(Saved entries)
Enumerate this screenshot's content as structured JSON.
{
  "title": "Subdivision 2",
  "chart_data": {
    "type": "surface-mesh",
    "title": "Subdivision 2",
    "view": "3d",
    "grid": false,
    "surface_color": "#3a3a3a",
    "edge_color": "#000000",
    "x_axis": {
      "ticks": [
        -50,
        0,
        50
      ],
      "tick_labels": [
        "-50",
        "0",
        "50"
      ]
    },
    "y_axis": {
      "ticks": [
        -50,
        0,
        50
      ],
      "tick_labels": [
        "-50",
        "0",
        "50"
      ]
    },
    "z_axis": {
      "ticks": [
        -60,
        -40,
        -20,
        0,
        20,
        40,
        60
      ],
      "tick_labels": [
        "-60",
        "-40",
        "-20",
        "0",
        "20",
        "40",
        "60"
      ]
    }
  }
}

[Exercise instructions]
Report how many lines of the records above contain the word "Subdivision", and give only that number.

[Output of the task]
2